## What this task involves
Could you print all the entries exactly?

## Materials provided
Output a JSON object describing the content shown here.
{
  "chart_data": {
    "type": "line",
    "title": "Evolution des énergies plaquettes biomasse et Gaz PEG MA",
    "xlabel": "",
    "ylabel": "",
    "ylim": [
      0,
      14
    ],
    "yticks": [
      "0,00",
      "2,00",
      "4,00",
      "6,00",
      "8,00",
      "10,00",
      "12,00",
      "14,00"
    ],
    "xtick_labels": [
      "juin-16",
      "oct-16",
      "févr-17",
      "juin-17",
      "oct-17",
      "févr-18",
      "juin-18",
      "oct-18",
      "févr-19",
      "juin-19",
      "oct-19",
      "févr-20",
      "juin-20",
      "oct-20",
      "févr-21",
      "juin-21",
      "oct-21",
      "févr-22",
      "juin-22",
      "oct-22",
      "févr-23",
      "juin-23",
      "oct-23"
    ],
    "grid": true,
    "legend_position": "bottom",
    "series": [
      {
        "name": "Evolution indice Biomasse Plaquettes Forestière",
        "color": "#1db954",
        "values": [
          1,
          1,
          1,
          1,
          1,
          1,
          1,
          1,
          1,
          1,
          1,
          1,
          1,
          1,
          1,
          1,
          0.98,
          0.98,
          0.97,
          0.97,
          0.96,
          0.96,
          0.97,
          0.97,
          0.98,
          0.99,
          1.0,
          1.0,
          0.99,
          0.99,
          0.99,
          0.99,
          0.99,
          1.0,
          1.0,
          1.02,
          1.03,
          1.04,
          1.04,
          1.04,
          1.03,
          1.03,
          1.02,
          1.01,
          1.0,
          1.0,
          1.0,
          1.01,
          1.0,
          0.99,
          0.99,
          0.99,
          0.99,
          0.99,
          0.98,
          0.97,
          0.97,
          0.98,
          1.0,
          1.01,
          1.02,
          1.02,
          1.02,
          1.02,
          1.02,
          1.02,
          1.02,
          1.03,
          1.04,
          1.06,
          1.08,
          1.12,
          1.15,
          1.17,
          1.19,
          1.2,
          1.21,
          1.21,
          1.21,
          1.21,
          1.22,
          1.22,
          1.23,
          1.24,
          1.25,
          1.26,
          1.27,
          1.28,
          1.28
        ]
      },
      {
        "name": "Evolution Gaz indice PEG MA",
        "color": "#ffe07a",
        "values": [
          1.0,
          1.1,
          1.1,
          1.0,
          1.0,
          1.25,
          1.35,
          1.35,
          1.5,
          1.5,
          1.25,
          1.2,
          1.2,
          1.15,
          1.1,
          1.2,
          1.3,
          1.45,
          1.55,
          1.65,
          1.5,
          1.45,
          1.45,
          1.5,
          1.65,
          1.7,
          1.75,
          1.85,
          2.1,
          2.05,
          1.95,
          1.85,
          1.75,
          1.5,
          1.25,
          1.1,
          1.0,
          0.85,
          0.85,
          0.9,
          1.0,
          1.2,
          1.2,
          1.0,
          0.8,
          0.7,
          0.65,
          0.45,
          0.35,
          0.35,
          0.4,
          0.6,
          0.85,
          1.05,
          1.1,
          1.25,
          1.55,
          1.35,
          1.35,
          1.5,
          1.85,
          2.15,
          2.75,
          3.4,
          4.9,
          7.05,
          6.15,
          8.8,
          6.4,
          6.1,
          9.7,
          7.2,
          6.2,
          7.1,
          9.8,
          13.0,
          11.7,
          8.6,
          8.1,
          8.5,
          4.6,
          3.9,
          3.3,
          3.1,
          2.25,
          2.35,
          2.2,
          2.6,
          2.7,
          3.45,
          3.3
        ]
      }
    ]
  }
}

## Solution to this exercise
Output a JSON object describing the content shown here.
{
  "chart_data": {
    "type": "line",
    "title": "Evolution des énergies plaquettes biomasse et Gaz PEG MA",
    "xlabel": "",
    "ylabel": "",
    "ylim": [
      0,
      14
    ],
    "yticks": [
      "0,00",
      "2,00",
      "4,00",
      "6,00",
      "8,00",
      "10,00",
      "12,00",
      "14,00"
    ],
    "xtick_labels": [
      "juin-16",
      "oct-16",
      "févr-17",
      "juin-17",
      "oct-17",
      "févr-18",
      "juin-18",
      "oct-18",
      "févr-19",
      "juin-19",
      "oct-19",
      "févr-20",
      "juin-20",
      "oct-20",
      "févr-21",
      "juin-21",
      "oct-21",
      "févr-22",
      "juin-22",
      "oct-22",
      "févr-23",
      "juin-23",
      "oct-23"
    ],
    "grid": true,
    "legend_position": "bottom",
    "series": [
      {
        "name": "Evolution indice Biomasse Plaquettes Forestière",
        "color": "#1db954",
        "values": [
          1,
          1,
          1,
          1,
          1,
          1,
          1,
          1,
          1,
          1,
          1,
          1,
          1,
          1,
          1,
          1,
          0.98,
          0.98,
          0.97,
          0.97,
          0.96,
          0.96,
          0.97,
          0.97,
          0.98,
          0.99,
          1.0,
          1.0,
          0.99,
          0.99,
          0.99,
          0.99,
          0.99,
          1.0,
          1.0,
          1.02,
          1.03,
          1.04,
          1.04,
          1.04,
          1.03,
          1.03,
          1.02,
          1.01,
          1.0,
          1.0,
          1.0,
          1.01,
          1.0,
          0.99,
          0.99,
          0.99,
          0.99,
          0.99,
          0.98,
          0.97,
          0.97,
          0.98,
          1.0,
          1.01,
          1.02,
          1.02,
          1.02,
          1.02,
          1.02,
          1.02,
          1.02,
          1.03,
          1.04,
          1.06,
          1.08,
          1.12,
          1.15,
          1.17,
          1.19,
          1.2,
          1.21,
          1.21,
          1.21,
          1.21,
          1.22,
          1.22,
          1.23,
          1.24,
          1.25,
          1.26,
          1.27,
          1.28,
          1.28
        ]
      },
      {
        "name": "Evolution Gaz indice PEG MA",
        "color": "#ffe07a",
        "values": [
          1.0,
          1.1,
          1.1,
          1.0,
          1.0,
          1.25,
          1.35,
          1.35,
          1.5,
          1.5,
          1.25,
          1.2,
          1.2,
          1.15,
          1.1,
          1.2,
          1.3,
          1.45,
          1.55,
          1.65,
          1.5,
          1.45,
          1.45,
          1.5,
          1.65,
          1.7,
          1.75,
          1.85,
          2.1,
          2.05,
          1.95,
          1.85,
          1.75,
          1.5,
          1.25,
          1.1,
          1.0,
          0.85,
          0.85,
          0.9,
          1.0,
          1.2,
          1.2,
          1.0,
          0.8,
          0.7,
          0.65,
          0.45,
          0.35,
          0.35,
          0.4,
          0.6,
          0.85,
          1.05,
          1.1,
          1.25,
          1.55,
          1.35,
          1.35,
          1.5,
          1.85,
          2.15,
          2.75,
          3.4,
          4.9,
          7.05,
          6.15,
          8.8,
          6.4,
          6.1,
          9.7,
          7.2,
          6.2,
          7.1,
          9.8,
          13.0,
          11.7,
          8.6,
          8.1,
          8.5,
          4.6,
          3.9,
          3.3,
          3.1,
          2.25,
          2.35,
          2.2,
          2.6,
          2.7,
          3.45,
          3.3
        ]
      }
    ]
  }
}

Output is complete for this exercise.